- WORK TO COMPLETE: Go through each line of the records below and count those with the word "XXXXXXX"; give only the total.

- SOURCE MATERIAL:

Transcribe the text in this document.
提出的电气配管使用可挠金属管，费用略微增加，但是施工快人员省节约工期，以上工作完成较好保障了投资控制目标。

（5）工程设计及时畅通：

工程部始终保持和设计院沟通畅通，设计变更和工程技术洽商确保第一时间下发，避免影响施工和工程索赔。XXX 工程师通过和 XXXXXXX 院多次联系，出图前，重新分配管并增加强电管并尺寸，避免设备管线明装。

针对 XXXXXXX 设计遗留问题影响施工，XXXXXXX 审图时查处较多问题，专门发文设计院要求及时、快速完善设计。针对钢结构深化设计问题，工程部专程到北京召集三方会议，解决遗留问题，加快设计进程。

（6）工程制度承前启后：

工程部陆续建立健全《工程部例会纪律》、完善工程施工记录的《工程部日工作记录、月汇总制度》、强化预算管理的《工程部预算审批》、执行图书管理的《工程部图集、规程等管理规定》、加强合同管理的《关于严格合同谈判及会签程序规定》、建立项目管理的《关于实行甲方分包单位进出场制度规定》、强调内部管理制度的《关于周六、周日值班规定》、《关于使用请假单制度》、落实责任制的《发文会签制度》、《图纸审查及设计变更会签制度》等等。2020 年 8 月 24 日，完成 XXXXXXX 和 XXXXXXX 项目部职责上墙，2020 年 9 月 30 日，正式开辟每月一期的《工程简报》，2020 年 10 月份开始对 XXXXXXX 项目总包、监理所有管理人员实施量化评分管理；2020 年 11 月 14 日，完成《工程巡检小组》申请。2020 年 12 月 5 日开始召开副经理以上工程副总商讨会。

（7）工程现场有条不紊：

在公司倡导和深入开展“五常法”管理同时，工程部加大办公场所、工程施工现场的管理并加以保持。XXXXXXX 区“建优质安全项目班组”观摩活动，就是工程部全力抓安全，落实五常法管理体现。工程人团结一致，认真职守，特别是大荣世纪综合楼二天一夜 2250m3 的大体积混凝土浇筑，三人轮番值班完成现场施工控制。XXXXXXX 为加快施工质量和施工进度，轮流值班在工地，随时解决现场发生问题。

- ANSWER TO THE PROBLEM: 4